-- Task to carry out --
Quote each line of the material verbatim, without the pictures.

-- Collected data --
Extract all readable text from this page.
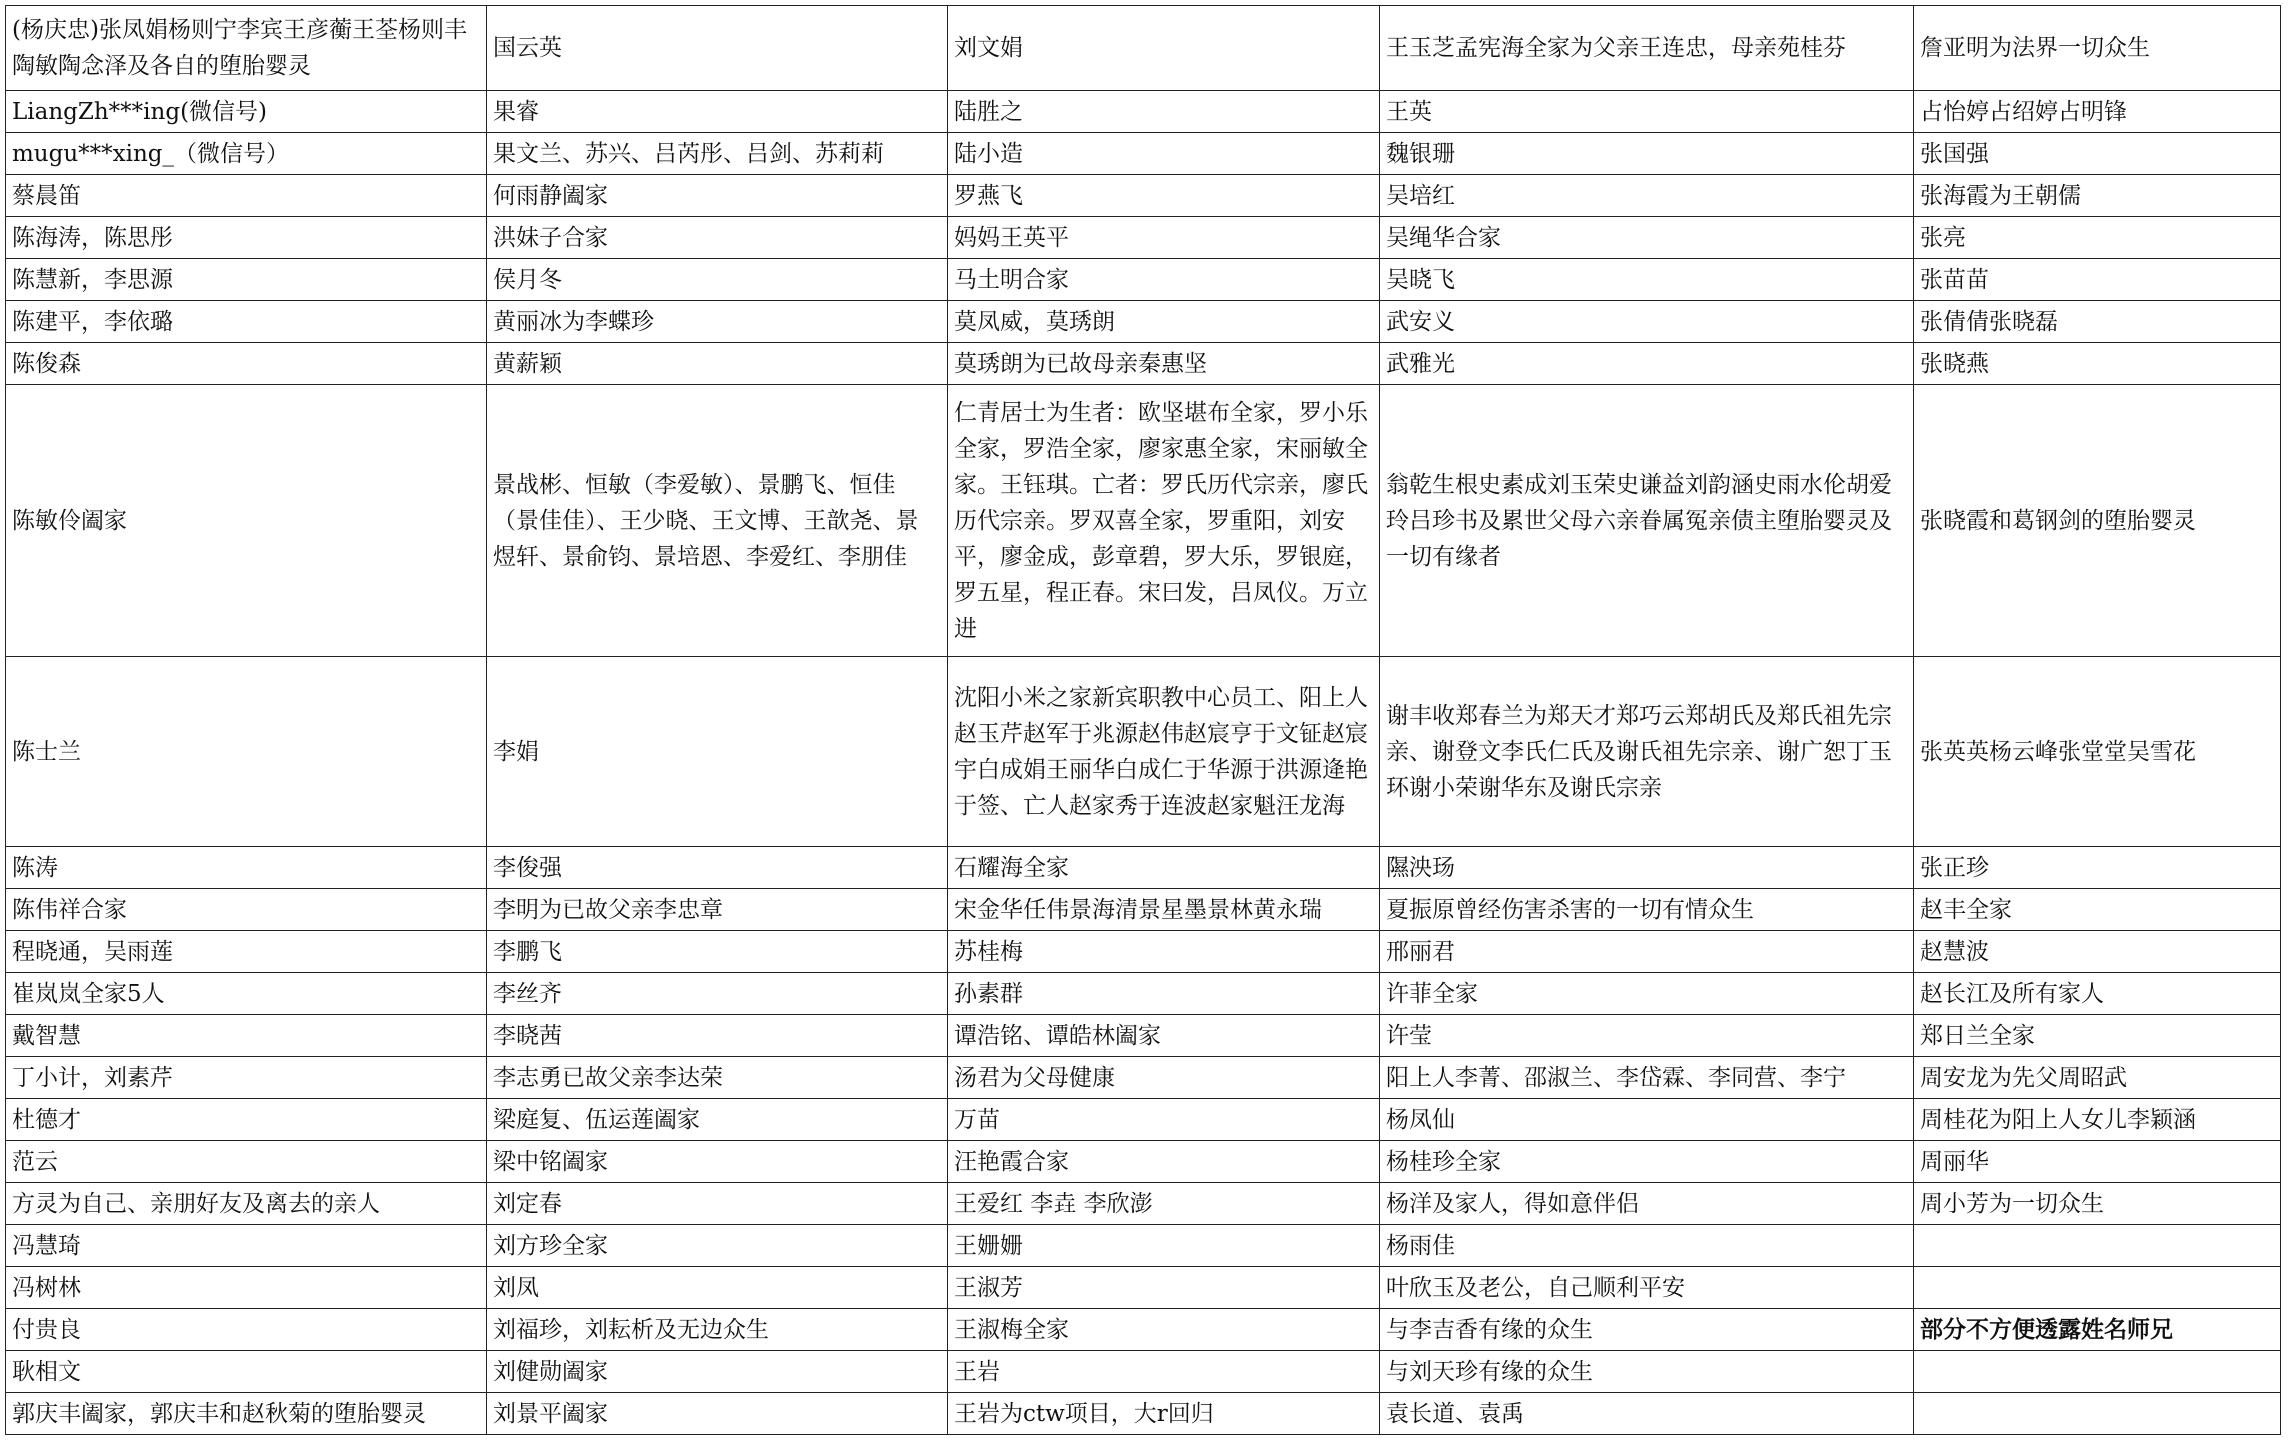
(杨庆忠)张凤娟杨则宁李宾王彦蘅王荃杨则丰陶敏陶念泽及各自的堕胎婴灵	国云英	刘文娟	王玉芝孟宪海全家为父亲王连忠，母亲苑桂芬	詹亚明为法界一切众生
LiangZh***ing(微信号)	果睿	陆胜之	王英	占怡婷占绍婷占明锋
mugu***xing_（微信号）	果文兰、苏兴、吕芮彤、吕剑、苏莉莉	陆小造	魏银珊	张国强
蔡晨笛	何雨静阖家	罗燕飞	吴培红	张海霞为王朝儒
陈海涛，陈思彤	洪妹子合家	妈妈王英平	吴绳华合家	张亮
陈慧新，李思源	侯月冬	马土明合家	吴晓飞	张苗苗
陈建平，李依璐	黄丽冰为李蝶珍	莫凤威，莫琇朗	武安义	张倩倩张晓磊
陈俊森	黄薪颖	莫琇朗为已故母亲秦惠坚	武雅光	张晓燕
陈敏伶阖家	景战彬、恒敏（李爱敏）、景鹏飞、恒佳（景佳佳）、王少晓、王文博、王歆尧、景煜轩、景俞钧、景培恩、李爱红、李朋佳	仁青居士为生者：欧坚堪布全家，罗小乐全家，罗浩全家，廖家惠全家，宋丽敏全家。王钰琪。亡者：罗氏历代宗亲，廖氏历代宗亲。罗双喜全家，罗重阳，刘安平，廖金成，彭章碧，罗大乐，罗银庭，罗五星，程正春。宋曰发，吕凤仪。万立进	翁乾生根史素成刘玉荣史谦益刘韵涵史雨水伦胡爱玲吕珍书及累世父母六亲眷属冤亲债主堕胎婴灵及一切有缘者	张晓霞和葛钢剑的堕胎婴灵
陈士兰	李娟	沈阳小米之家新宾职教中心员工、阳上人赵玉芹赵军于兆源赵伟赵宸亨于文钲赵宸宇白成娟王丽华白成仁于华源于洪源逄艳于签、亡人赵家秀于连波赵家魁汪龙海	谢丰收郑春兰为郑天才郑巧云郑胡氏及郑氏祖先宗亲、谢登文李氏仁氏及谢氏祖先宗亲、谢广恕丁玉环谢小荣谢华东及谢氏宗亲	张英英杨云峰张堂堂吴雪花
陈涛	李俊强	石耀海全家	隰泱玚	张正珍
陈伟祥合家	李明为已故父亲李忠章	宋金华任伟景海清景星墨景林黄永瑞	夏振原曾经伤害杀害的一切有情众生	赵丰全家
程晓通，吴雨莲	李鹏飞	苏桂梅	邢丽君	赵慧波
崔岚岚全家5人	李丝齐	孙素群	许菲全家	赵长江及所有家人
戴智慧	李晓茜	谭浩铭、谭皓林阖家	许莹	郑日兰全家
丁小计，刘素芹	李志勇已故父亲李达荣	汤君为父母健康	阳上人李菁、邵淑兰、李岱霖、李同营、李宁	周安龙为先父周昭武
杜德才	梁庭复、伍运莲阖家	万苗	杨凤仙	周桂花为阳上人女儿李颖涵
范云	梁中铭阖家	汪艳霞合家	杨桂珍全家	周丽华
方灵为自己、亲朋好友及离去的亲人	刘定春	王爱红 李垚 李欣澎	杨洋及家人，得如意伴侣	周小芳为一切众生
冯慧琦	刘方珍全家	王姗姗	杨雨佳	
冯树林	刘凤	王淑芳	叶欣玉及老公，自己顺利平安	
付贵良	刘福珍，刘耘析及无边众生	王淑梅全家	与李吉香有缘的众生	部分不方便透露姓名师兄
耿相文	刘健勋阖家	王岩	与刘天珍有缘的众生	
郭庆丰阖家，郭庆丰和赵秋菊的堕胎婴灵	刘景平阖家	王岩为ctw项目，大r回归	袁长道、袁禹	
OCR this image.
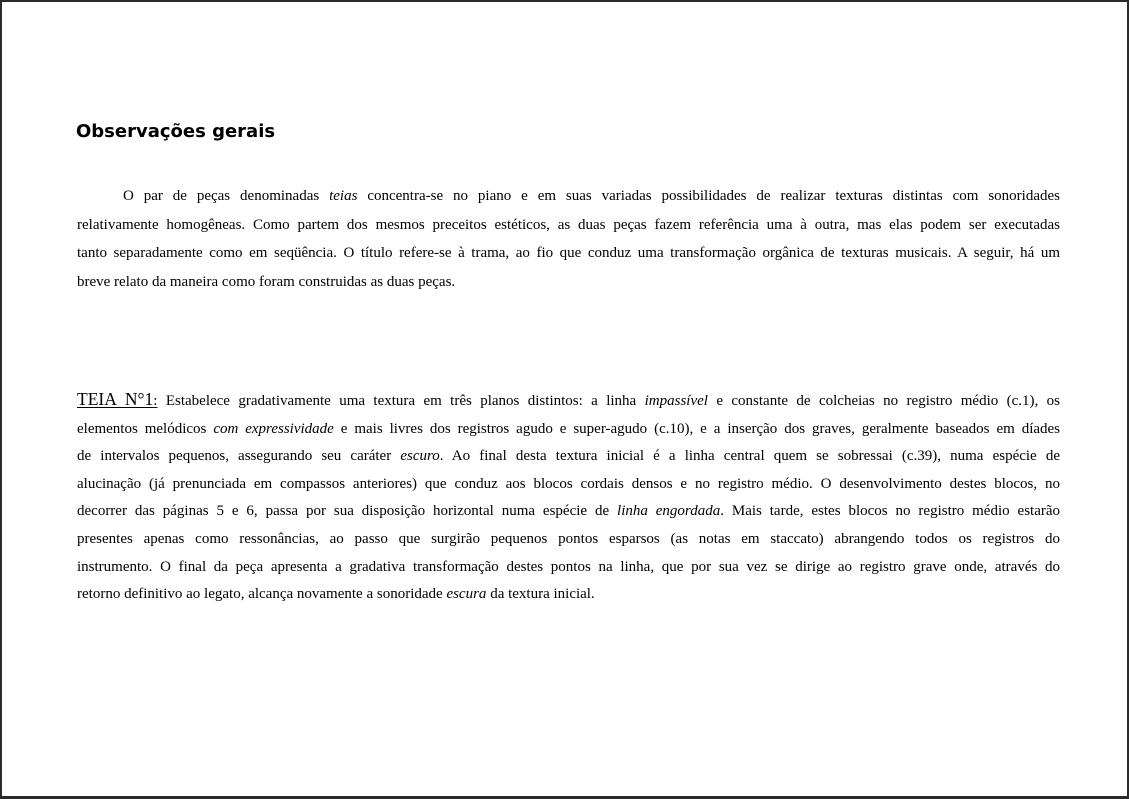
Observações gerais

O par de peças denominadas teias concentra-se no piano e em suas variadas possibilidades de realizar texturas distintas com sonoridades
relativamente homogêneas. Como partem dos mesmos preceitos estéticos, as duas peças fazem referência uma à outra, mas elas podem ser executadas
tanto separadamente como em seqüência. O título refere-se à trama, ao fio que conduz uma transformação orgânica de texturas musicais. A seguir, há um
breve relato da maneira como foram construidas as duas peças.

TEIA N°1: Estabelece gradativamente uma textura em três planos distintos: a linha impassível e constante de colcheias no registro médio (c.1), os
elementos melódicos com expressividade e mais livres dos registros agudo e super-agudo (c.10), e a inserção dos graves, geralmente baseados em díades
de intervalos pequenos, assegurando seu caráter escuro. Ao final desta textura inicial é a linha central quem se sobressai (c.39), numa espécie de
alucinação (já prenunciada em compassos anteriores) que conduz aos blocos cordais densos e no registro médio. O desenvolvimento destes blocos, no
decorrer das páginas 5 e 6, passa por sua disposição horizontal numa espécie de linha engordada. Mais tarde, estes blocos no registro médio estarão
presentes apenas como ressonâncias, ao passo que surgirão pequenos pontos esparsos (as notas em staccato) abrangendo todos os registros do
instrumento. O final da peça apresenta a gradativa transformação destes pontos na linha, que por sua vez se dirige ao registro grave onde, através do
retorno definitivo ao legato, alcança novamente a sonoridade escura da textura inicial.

-- Full response --
Extract all readable text from this page.
(杨庆忠)张凤娟杨则宁李宾王彦蘅王荃杨则丰陶敏陶念泽及各自的堕胎婴灵	国云英	刘文娟	王玉芝孟宪海全家为父亲王连忠，母亲苑桂芬	詹亚明为法界一切众生
LiangZh***ing(微信号)	果睿	陆胜之	王英	占怡婷占绍婷占明锋
mugu***xing_（微信号）	果文兰、苏兴、吕芮彤、吕剑、苏莉莉	陆小造	魏银珊	张国强
蔡晨笛	何雨静阖家	罗燕飞	吴培红	张海霞为王朝儒
陈海涛，陈思彤	洪妹子合家	妈妈王英平	吴绳华合家	张亮
陈慧新，李思源	侯月冬	马土明合家	吴晓飞	张苗苗
陈建平，李依璐	黄丽冰为李蝶珍	莫凤威，莫琇朗	武安义	张倩倩张晓磊
陈俊森	黄薪颖	莫琇朗为已故母亲秦惠坚	武雅光	张晓燕
陈敏伶阖家	景战彬、恒敏（李爱敏）、景鹏飞、恒佳（景佳佳）、王少晓、王文博、王歆尧、景煜轩、景俞钧、景培恩、李爱红、李朋佳	仁青居士为生者：欧坚堪布全家，罗小乐全家，罗浩全家，廖家惠全家，宋丽敏全家。王钰琪。亡者：罗氏历代宗亲，廖氏历代宗亲。罗双喜全家，罗重阳，刘安平，廖金成，彭章碧，罗大乐，罗银庭，罗五星，程正春。宋曰发，吕凤仪。万立进	翁乾生根史素成刘玉荣史谦益刘韵涵史雨水伦胡爱玲吕珍书及累世父母六亲眷属冤亲债主堕胎婴灵及一切有缘者	张晓霞和葛钢剑的堕胎婴灵
陈士兰	李娟	沈阳小米之家新宾职教中心员工、阳上人赵玉芹赵军于兆源赵伟赵宸亨于文钲赵宸宇白成娟王丽华白成仁于华源于洪源逄艳于签、亡人赵家秀于连波赵家魁汪龙海	谢丰收郑春兰为郑天才郑巧云郑胡氏及郑氏祖先宗亲、谢登文李氏仁氏及谢氏祖先宗亲、谢广恕丁玉环谢小荣谢华东及谢氏宗亲	张英英杨云峰张堂堂吴雪花
陈涛	李俊强	石耀海全家	隰泱玚	张正珍
陈伟祥合家	李明为已故父亲李忠章	宋金华任伟景海清景星墨景林黄永瑞	夏振原曾经伤害杀害的一切有情众生	赵丰全家
程晓通，吴雨莲	李鹏飞	苏桂梅	邢丽君	赵慧波
崔岚岚全家5人	李丝齐	孙素群	许菲全家	赵长江及所有家人
戴智慧	李晓茜	谭浩铭、谭皓林阖家	许莹	郑日兰全家
丁小计，刘素芹	李志勇已故父亲李达荣	汤君为父母健康	阳上人李菁、邵淑兰、李岱霖、李同营、李宁	周安龙为先父周昭武
杜德才	梁庭复、伍运莲阖家	万苗	杨凤仙	周桂花为阳上人女儿李颖涵
范云	梁中铭阖家	汪艳霞合家	杨桂珍全家	周丽华
方灵为自己、亲朋好友及离去的亲人	刘定春	王爱红 李垚 李欣澎	杨洋及家人，得如意伴侣	周小芳为一切众生
冯慧琦	刘方珍全家	王姗姗	杨雨佳	
冯树林	刘凤	王淑芳	叶欣玉及老公，自己顺利平安	
付贵良	刘福珍，刘耘析及无边众生	王淑梅全家	与李吉香有缘的众生	部分不方便透露姓名师兄
耿相文	刘健勋阖家	王岩	与刘天珍有缘的众生	
郭庆丰阖家，郭庆丰和赵秋菊的堕胎婴灵	刘景平阖家	王岩为ctw项目，大r回归	袁长道、袁禹	
OCR this image.
Observações gerais

O par de peças denominadas teias concentra-se no piano e em suas variadas possibilidades de realizar texturas distintas com sonoridades
relativamente homogêneas. Como partem dos mesmos preceitos estéticos, as duas peças fazem referência uma à outra, mas elas podem ser executadas
tanto separadamente como em seqüência. O título refere-se à trama, ao fio que conduz uma transformação orgânica de texturas musicais. A seguir, há um
breve relato da maneira como foram construidas as duas peças.

TEIA N°1: Estabelece gradativamente uma textura em três planos distintos: a linha impassível e constante de colcheias no registro médio (c.1), os
elementos melódicos com expressividade e mais livres dos registros agudo e super-agudo (c.10), e a inserção dos graves, geralmente baseados em díades
de intervalos pequenos, assegurando seu caráter escuro. Ao final desta textura inicial é a linha central quem se sobressai (c.39), numa espécie de
alucinação (já prenunciada em compassos anteriores) que conduz aos blocos cordais densos e no registro médio. O desenvolvimento destes blocos, no
decorrer das páginas 5 e 6, passa por sua disposição horizontal numa espécie de linha engordada. Mais tarde, estes blocos no registro médio estarão
presentes apenas como ressonâncias, ao passo que surgirão pequenos pontos esparsos (as notas em staccato) abrangendo todos os registros do
instrumento. O final da peça apresenta a gradativa transformação destes pontos na linha, que por sua vez se dirige ao registro grave onde, através do
retorno definitivo ao legato, alcança novamente a sonoridade escura da textura inicial.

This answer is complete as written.